Brief:
Retype each entry below, keeping every character the same.

[Start of Provided data]

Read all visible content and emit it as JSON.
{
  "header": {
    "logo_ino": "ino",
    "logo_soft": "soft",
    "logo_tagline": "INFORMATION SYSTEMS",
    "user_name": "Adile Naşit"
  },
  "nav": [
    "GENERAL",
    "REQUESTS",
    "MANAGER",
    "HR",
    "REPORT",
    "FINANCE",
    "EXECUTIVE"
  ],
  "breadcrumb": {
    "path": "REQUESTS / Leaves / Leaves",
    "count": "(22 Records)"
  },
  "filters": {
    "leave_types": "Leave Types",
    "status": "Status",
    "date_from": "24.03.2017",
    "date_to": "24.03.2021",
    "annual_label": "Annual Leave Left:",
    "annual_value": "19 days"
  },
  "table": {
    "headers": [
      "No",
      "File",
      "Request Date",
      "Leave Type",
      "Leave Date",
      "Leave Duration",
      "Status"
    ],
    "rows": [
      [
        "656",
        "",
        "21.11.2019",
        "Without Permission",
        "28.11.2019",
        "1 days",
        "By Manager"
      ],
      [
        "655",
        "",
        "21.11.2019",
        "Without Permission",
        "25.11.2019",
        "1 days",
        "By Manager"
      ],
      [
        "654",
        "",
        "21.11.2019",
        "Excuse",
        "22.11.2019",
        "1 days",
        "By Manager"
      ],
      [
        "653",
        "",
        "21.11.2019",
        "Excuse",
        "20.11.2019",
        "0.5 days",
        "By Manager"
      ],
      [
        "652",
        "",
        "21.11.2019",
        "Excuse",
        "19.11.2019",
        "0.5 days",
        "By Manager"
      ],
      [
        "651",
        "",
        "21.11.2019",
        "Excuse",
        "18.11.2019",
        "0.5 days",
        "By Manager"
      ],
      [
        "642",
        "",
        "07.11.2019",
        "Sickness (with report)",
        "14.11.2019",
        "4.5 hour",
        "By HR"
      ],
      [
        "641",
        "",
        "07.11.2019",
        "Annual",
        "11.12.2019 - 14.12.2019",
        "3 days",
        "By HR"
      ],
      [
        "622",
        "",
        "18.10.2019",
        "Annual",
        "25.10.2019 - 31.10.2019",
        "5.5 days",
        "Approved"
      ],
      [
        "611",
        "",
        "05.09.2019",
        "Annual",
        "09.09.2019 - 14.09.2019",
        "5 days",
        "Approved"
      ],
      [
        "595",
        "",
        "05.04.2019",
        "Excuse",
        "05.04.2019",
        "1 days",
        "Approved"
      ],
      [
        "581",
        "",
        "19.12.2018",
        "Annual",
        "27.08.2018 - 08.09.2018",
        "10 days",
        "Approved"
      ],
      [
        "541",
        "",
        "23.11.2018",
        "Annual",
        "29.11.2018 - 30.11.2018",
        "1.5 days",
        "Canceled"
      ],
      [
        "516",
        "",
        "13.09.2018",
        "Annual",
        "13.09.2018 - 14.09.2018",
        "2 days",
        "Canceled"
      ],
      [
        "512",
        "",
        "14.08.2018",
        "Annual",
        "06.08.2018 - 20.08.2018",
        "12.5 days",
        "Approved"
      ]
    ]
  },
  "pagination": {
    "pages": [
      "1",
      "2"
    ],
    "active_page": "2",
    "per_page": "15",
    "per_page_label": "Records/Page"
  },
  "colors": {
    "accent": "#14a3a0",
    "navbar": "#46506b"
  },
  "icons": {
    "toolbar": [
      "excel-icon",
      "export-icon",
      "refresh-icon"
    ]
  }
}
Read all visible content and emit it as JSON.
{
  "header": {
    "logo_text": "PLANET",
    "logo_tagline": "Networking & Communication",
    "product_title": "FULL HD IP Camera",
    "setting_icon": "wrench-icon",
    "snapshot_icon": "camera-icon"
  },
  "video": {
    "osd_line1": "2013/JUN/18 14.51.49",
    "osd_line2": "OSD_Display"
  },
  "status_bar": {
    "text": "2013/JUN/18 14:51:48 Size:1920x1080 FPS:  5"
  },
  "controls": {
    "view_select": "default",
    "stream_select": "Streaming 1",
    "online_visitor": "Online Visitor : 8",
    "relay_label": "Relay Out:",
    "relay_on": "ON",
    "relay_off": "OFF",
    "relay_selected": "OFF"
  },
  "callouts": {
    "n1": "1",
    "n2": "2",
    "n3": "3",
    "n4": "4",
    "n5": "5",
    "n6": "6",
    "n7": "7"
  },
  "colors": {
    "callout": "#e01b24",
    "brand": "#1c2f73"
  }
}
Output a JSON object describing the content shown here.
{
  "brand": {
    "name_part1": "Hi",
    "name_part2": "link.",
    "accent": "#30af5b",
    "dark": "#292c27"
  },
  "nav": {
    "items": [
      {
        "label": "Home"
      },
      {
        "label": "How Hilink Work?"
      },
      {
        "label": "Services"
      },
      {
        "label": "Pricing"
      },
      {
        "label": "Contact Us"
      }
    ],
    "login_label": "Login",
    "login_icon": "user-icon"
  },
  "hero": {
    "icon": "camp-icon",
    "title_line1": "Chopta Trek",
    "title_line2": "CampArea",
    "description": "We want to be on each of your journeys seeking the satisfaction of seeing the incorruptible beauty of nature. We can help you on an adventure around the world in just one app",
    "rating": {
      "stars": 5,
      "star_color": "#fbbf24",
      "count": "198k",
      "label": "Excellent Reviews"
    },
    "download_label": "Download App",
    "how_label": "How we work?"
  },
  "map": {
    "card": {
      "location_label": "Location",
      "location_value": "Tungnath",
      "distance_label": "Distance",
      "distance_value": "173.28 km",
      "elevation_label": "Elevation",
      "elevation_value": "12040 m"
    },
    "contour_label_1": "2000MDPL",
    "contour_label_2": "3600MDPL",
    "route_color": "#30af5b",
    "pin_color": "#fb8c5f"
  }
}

[End of Provided data]

Solution for this exercise:
Read all visible content and emit it as JSON.
{
  "header": {
    "logo_ino": "ino",
    "logo_soft": "soft",
    "logo_tagline": "INFORMATION SYSTEMS",
    "user_name": "Adile Naşit"
  },
  "nav": [
    "GENERAL",
    "REQUESTS",
    "MANAGER",
    "HR",
    "REPORT",
    "FINANCE",
    "EXECUTIVE"
  ],
  "breadcrumb": {
    "path": "REQUESTS / Leaves / Leaves",
    "count": "(22 Records)"
  },
  "filters": {
    "leave_types": "Leave Types",
    "status": "Status",
    "date_from": "24.03.2017",
    "date_to": "24.03.2021",
    "annual_label": "Annual Leave Left:",
    "annual_value": "19 days"
  },
  "table": {
    "headers": [
      "No",
      "File",
      "Request Date",
      "Leave Type",
      "Leave Date",
      "Leave Duration",
      "Status"
    ],
    "rows": [
      [
        "656",
        "",
        "21.11.2019",
        "Without Permission",
        "28.11.2019",
        "1 days",
        "By Manager"
      ],
      [
        "655",
        "",
        "21.11.2019",
        "Without Permission",
        "25.11.2019",
        "1 days",
        "By Manager"
      ],
      [
        "654",
        "",
        "21.11.2019",
        "Excuse",
        "22.11.2019",
        "1 days",
        "By Manager"
      ],
      [
        "653",
        "",
        "21.11.2019",
        "Excuse",
        "20.11.2019",
        "0.5 days",
        "By Manager"
      ],
      [
        "652",
        "",
        "21.11.2019",
        "Excuse",
        "19.11.2019",
        "0.5 days",
        "By Manager"
      ],
      [
        "651",
        "",
        "21.11.2019",
        "Excuse",
        "18.11.2019",
        "0.5 days",
        "By Manager"
      ],
      [
        "642",
        "",
        "07.11.2019",
        "Sickness (with report)",
        "14.11.2019",
        "4.5 hour",
        "By HR"
      ],
      [
        "641",
        "",
        "07.11.2019",
        "Annual",
        "11.12.2019 - 14.12.2019",
        "3 days",
        "By HR"
      ],
      [
        "622",
        "",
        "18.10.2019",
        "Annual",
        "25.10.2019 - 31.10.2019",
        "5.5 days",
        "Approved"
      ],
      [
        "611",
        "",
        "05.09.2019",
        "Annual",
        "09.09.2019 - 14.09.2019",
        "5 days",
        "Approved"
      ],
      [
        "595",
        "",
        "05.04.2019",
        "Excuse",
        "05.04.2019",
        "1 days",
        "Approved"
      ],
      [
        "581",
        "",
        "19.12.2018",
        "Annual",
        "27.08.2018 - 08.09.2018",
        "10 days",
        "Approved"
      ],
      [
        "541",
        "",
        "23.11.2018",
        "Annual",
        "29.11.2018 - 30.11.2018",
        "1.5 days",
        "Canceled"
      ],
      [
        "516",
        "",
        "13.09.2018",
        "Annual",
        "13.09.2018 - 14.09.2018",
        "2 days",
        "Canceled"
      ],
      [
        "512",
        "",
        "14.08.2018",
        "Annual",
        "06.08.2018 - 20.08.2018",
        "12.5 days",
        "Approved"
      ]
    ]
  },
  "pagination": {
    "pages": [
      "1",
      "2"
    ],
    "active_page": "2",
    "per_page": "15",
    "per_page_label": "Records/Page"
  },
  "colors": {
    "accent": "#14a3a0",
    "navbar": "#46506b"
  },
  "icons": {
    "toolbar": [
      "excel-icon",
      "export-icon",
      "refresh-icon"
    ]
  }
}
Read all visible content and emit it as JSON.
{
  "header": {
    "logo_text": "PLANET",
    "logo_tagline": "Networking & Communication",
    "product_title": "FULL HD IP Camera",
    "setting_icon": "wrench-icon",
    "snapshot_icon": "camera-icon"
  },
  "video": {
    "osd_line1": "2013/JUN/18 14.51.49",
    "osd_line2": "OSD_Display"
  },
  "status_bar": {
    "text": "2013/JUN/18 14:51:48 Size:1920x1080 FPS:  5"
  },
  "controls": {
    "view_select": "default",
    "stream_select": "Streaming 1",
    "online_visitor": "Online Visitor : 8",
    "relay_label": "Relay Out:",
    "relay_on": "ON",
    "relay_off": "OFF",
    "relay_selected": "OFF"
  },
  "callouts": {
    "n1": "1",
    "n2": "2",
    "n3": "3",
    "n4": "4",
    "n5": "5",
    "n6": "6",
    "n7": "7"
  },
  "colors": {
    "callout": "#e01b24",
    "brand": "#1c2f73"
  }
}
Output a JSON object describing the content shown here.
{
  "brand": {
    "name_part1": "Hi",
    "name_part2": "link.",
    "accent": "#30af5b",
    "dark": "#292c27"
  },
  "nav": {
    "items": [
      {
        "label": "Home"
      },
      {
        "label": "How Hilink Work?"
      },
      {
        "label": "Services"
      },
      {
        "label": "Pricing"
      },
      {
        "label": "Contact Us"
      }
    ],
    "login_label": "Login",
    "login_icon": "user-icon"
  },
  "hero": {
    "icon": "camp-icon",
    "title_line1": "Chopta Trek",
    "title_line2": "CampArea",
    "description": "We want to be on each of your journeys seeking the satisfaction of seeing the incorruptible beauty of nature. We can help you on an adventure around the world in just one app",
    "rating": {
      "stars": 5,
      "star_color": "#fbbf24",
      "count": "198k",
      "label": "Excellent Reviews"
    },
    "download_label": "Download App",
    "how_label": "How we work?"
  },
  "map": {
    "card": {
      "location_label": "Location",
      "location_value": "Tungnath",
      "distance_label": "Distance",
      "distance_value": "173.28 km",
      "elevation_label": "Elevation",
      "elevation_value": "12040 m"
    },
    "contour_label_1": "2000MDPL",
    "contour_label_2": "3600MDPL",
    "route_color": "#30af5b",
    "pin_color": "#fb8c5f"
  }
}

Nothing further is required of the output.